[Work required]
Check every line below for the word "subtitle" and copy each one that has it.

[Data for this exercise]
-- START --

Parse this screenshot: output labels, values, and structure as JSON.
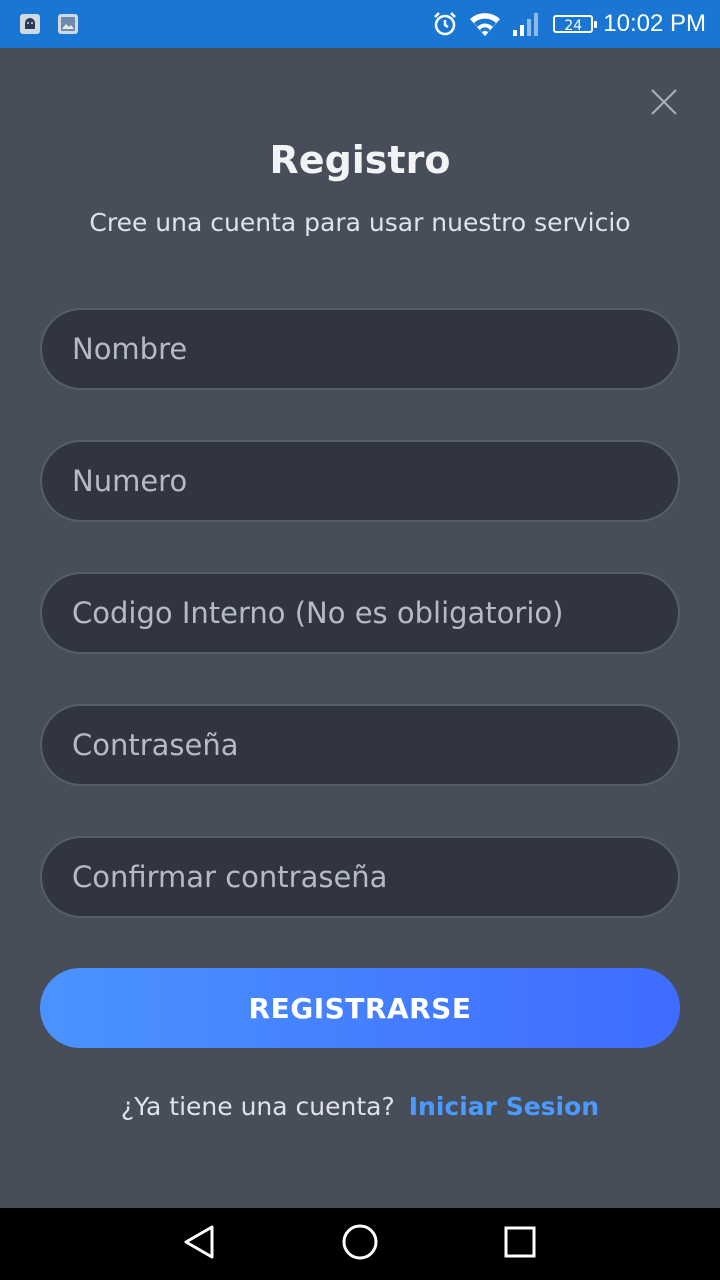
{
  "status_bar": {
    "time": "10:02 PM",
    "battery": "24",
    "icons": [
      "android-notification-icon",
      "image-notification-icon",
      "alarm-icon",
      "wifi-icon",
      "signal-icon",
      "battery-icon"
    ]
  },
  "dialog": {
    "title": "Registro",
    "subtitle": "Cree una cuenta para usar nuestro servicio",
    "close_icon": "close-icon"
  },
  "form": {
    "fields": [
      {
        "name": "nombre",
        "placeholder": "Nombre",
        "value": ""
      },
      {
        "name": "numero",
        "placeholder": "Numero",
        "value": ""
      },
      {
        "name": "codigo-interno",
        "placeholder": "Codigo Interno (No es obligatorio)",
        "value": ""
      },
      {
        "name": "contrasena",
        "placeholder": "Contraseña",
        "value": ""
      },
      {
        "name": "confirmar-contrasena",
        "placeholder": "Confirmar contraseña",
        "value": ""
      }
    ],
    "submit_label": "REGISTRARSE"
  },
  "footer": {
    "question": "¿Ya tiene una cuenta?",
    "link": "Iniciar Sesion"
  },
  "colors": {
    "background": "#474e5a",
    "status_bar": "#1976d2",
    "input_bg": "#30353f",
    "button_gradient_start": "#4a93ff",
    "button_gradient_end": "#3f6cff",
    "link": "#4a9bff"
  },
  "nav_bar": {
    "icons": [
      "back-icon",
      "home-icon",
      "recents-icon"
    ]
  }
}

-- END --
-- START --

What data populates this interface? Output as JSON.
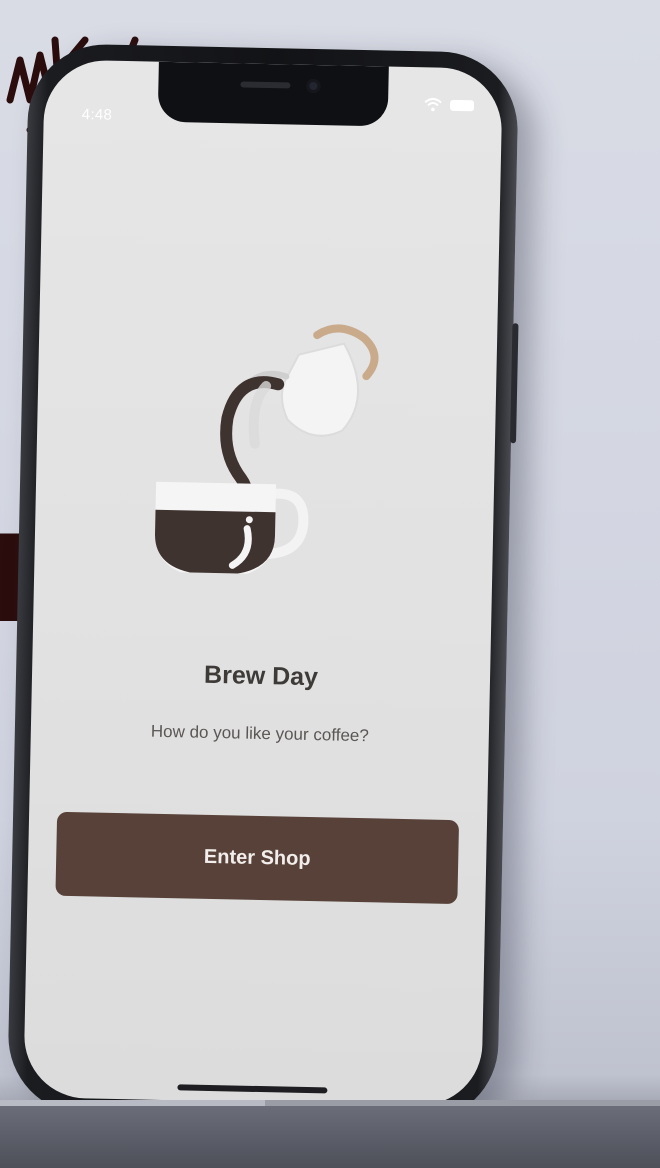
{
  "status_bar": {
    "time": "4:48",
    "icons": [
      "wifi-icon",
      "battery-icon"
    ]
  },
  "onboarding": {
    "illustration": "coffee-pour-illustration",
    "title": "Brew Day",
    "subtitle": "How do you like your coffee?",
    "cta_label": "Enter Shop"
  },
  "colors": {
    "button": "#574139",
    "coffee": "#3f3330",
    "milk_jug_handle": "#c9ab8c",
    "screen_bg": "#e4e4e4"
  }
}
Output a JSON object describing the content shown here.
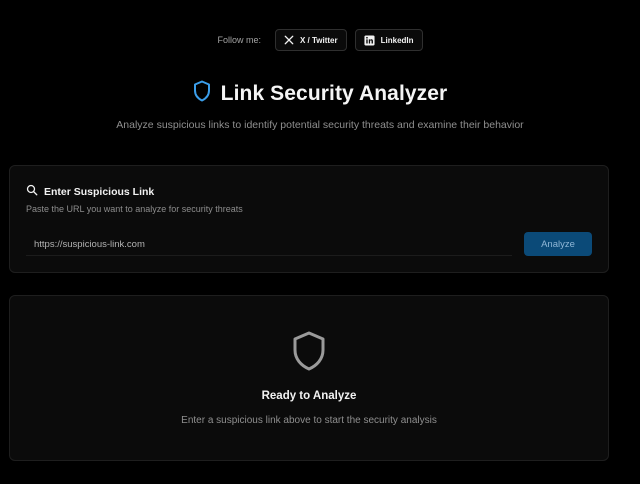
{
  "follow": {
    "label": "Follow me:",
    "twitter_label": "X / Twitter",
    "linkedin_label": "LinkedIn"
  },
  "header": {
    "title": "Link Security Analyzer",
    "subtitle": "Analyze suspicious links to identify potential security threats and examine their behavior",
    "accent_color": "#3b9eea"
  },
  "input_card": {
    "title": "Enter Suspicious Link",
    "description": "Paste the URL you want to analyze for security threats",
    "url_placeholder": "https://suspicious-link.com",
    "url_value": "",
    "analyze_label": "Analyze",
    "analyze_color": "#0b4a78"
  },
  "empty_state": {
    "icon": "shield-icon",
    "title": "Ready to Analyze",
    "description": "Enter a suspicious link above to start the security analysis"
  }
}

-- END --
-- START --

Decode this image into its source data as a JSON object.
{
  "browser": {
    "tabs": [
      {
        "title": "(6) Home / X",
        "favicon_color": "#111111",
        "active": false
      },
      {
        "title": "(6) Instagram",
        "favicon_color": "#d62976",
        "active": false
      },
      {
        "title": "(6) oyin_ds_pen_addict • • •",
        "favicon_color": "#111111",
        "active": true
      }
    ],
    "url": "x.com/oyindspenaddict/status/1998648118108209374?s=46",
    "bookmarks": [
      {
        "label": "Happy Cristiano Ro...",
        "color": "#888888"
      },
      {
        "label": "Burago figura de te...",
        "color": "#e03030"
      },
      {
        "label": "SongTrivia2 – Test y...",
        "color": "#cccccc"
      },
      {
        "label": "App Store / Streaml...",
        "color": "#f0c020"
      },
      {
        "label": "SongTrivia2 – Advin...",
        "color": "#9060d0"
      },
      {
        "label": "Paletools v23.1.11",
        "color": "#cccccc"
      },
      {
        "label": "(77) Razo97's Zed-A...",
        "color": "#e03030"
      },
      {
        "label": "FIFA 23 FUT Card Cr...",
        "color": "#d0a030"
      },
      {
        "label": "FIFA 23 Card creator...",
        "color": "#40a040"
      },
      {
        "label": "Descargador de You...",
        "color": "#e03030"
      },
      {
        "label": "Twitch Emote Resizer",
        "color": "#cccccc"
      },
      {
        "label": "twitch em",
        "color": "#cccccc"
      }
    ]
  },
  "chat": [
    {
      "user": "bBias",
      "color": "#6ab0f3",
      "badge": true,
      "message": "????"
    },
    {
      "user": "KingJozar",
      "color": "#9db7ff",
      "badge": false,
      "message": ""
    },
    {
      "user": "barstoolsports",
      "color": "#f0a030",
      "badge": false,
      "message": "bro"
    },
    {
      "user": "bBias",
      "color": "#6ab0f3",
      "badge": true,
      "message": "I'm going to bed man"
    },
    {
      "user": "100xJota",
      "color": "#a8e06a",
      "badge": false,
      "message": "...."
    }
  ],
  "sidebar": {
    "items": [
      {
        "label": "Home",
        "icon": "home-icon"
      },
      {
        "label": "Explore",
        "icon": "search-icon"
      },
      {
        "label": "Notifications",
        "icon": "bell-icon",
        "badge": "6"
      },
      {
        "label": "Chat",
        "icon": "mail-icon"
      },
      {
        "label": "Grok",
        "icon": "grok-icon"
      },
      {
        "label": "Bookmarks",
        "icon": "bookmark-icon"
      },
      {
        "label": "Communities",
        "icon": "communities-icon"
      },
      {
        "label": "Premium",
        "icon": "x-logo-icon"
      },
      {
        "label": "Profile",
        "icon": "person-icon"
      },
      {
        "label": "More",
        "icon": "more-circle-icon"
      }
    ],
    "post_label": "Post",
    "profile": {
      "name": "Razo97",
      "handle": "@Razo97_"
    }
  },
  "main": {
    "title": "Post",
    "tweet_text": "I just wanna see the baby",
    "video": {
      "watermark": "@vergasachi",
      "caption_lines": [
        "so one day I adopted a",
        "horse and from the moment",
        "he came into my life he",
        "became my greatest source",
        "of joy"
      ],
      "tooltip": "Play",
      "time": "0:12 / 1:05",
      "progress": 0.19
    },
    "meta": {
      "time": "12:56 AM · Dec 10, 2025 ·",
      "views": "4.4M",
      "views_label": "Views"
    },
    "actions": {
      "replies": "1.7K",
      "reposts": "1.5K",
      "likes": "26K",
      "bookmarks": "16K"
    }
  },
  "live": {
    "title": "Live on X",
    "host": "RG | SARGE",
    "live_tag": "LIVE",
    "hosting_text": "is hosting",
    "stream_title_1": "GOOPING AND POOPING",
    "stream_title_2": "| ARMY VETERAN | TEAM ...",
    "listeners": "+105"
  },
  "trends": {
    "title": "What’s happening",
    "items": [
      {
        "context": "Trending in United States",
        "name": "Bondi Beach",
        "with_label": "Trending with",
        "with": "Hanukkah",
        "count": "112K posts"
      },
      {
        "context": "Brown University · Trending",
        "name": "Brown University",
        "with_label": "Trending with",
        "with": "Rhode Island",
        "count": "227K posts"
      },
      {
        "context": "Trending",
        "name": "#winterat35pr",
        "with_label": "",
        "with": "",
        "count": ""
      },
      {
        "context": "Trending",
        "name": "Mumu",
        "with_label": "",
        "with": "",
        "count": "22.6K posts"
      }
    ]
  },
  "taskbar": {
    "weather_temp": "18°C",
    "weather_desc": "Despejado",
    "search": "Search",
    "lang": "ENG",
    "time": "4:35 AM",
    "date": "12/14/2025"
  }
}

-- END --

[Completed task]
    "subtitle": "Cree una cuenta para usar nuestro servicio",
    "subtitle": "How do you like your coffee?",
    "subtitle": "Analyze suspicious links to identify potential security threats and examine their behavior",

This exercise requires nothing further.